** START GIVEN RECORDS **

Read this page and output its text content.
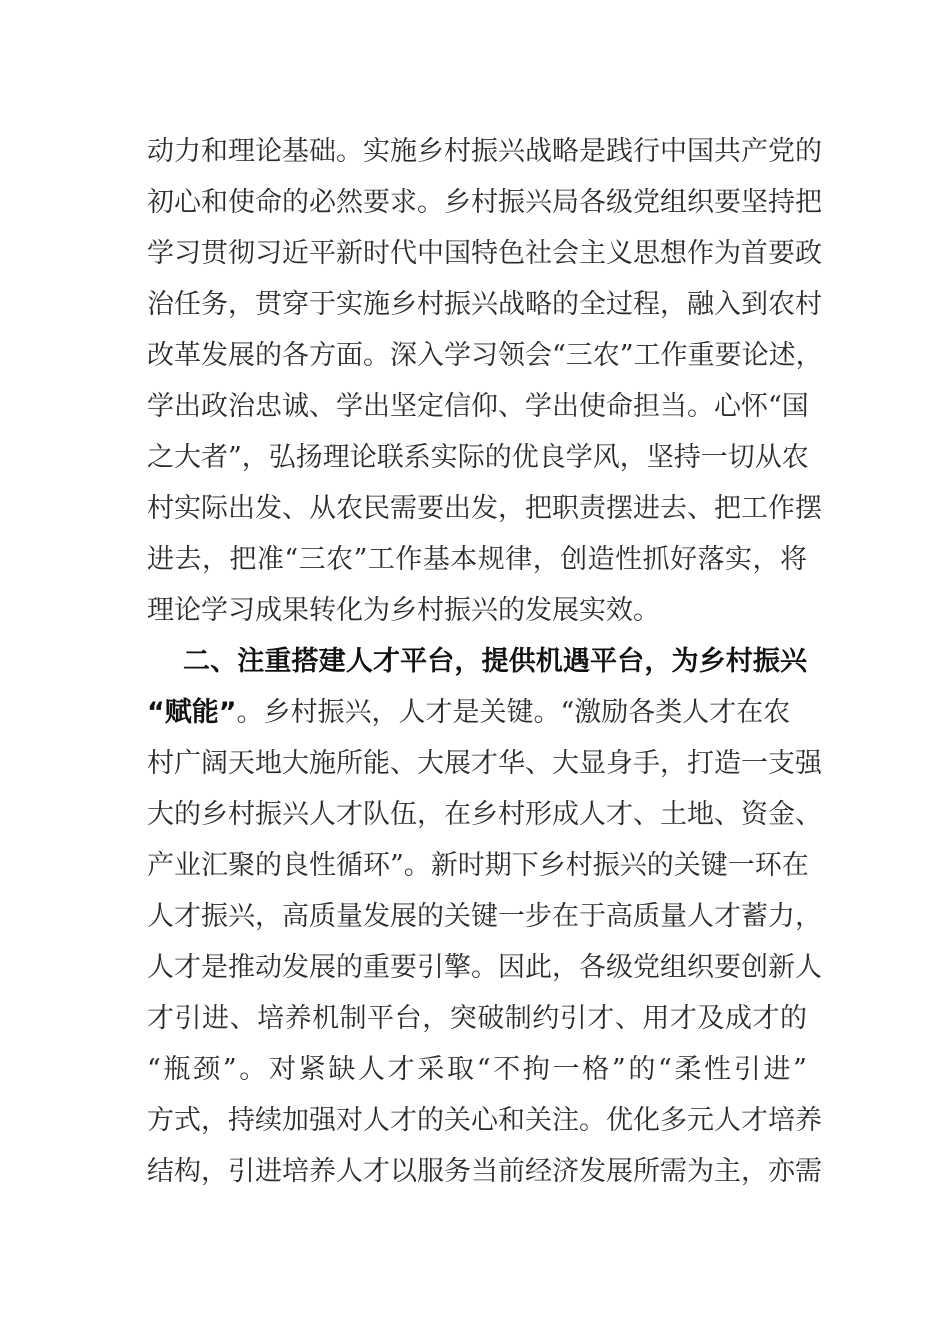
动力和理论基础。实施乡村振兴战略是践行中国共产党的
初心和使命的必然要求。乡村振兴局各级党组织要坚持把
学习贯彻习近平新时代中国特色社会主义思想作为首要政
治任务，贯穿于实施乡村振兴战略的全过程，融入到农村
改革发展的各方面。深入学习领会“三农”工作重要论述，
学出政治忠诚、学出坚定信仰、学出使命担当。心怀“国
之大者”，弘扬理论联系实际的优良学风，坚持一切从农
村实际出发、从农民需要出发，把职责摆进去、把工作摆
进去，把准“三农”工作基本规律，创造性抓好落实，将
理论学习成果转化为乡村振兴的发展实效。
二、注重搭建人才平台，提供机遇平台，为乡村振兴
“赋能”。乡村振兴，人才是关键。“激励各类人才在农
村广阔天地大施所能、大展才华、大显身手，打造一支强
大的乡村振兴人才队伍，在乡村形成人才、土地、资金、
产业汇聚的良性循环”。新时期下乡村振兴的关键一环在
人才振兴，高质量发展的关键一步在于高质量人才蓄力，
人才是推动发展的重要引擎。因此，各级党组织要创新人
才引进、培养机制平台，突破制约引才、用才及成才的
“瓶颈”。对紧缺人才采取“不拘一格”的“柔性引进”
方式，持续加强对人才的关心和关注。优化多元人才培养
结构，引进培养人才以服务当前经济发展所需为主，亦需
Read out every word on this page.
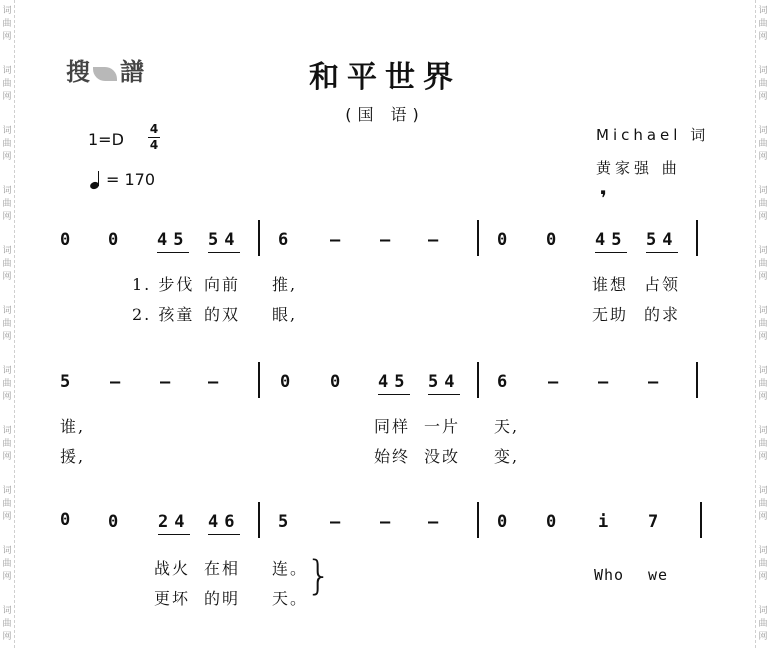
词
曲
网
词
曲
网
词
曲
网
词
曲
网
词
曲
网
词
曲
网
词
曲
网
词
曲
网
词
曲
网
词
曲
网
词
曲
网
词
曲
网
词
曲
网
词
曲
网
词
曲
网
词
曲
网
词
曲
网
词
曲
网
词
曲
网
词
曲
网
词
曲
网
词
曲
网
搜 譜	和平世界
(国 语)
1=D
4
4
= 170
Michael 词
黄家强 曲
❜
0 0 45 54 6 – – –	0 0 45 54
1. 步伐 向前 推,	谁想 占领
2. 孩童 的双 眼,	无助 的求
5 – – –	0 0 45 54 6 – – –
谁,	同样 一片 天,
援,	始终 没改 变,
0 0 24 46 5 – – –	0 0 i 7
战火 在相 连。	Who we
更坏 的明 天。
}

** END GIVEN RECORDS **

EXERCISE BRIEF =
Repeat the records above exactly, leaving out the pictures.

THE OUTPUT =
Read this page and output its text content.
动力和理论基础。实施乡村振兴战略是践行中国共产党的
初心和使命的必然要求。乡村振兴局各级党组织要坚持把
学习贯彻习近平新时代中国特色社会主义思想作为首要政
治任务，贯穿于实施乡村振兴战略的全过程，融入到农村
改革发展的各方面。深入学习领会“三农”工作重要论述，
学出政治忠诚、学出坚定信仰、学出使命担当。心怀“国
之大者”，弘扬理论联系实际的优良学风，坚持一切从农
村实际出发、从农民需要出发，把职责摆进去、把工作摆
进去，把准“三农”工作基本规律，创造性抓好落实，将
理论学习成果转化为乡村振兴的发展实效。
二、注重搭建人才平台，提供机遇平台，为乡村振兴
“赋能”。乡村振兴，人才是关键。“激励各类人才在农
村广阔天地大施所能、大展才华、大显身手，打造一支强
大的乡村振兴人才队伍，在乡村形成人才、土地、资金、
产业汇聚的良性循环”。新时期下乡村振兴的关键一环在
人才振兴，高质量发展的关键一步在于高质量人才蓄力，
人才是推动发展的重要引擎。因此，各级党组织要创新人
才引进、培养机制平台，突破制约引才、用才及成才的
“瓶颈”。对紧缺人才采取“不拘一格”的“柔性引进”
方式，持续加强对人才的关心和关注。优化多元人才培养
结构，引进培养人才以服务当前经济发展所需为主，亦需
Read out every word on this page.
词
曲
网
词
曲
网
词
曲
网
词
曲
网
词
曲
网
词
曲
网
词
曲
网
词
曲
网
词
曲
网
词
曲
网
词
曲
网
词
曲
网
词
曲
网
词
曲
网
词
曲
网
词
曲
网
词
曲
网
词
曲
网
词
曲
网
词
曲
网
词
曲
网
词
曲
网
搜 譜	和平世界
(国 语)
1=D
4
4
= 170
Michael 词
黄家强 曲
❜
0 0 45 54 6 – – –	0 0 45 54
1. 步伐 向前 推,	谁想 占领
2. 孩童 的双 眼,	无助 的求
5 – – –	0 0 45 54 6 – – –
谁,	同样 一片 天,
援,	始终 没改 变,
0 0 24 46 5 – – –	0 0 i 7
战火 在相 连。	Who we
更坏 的明 天。
}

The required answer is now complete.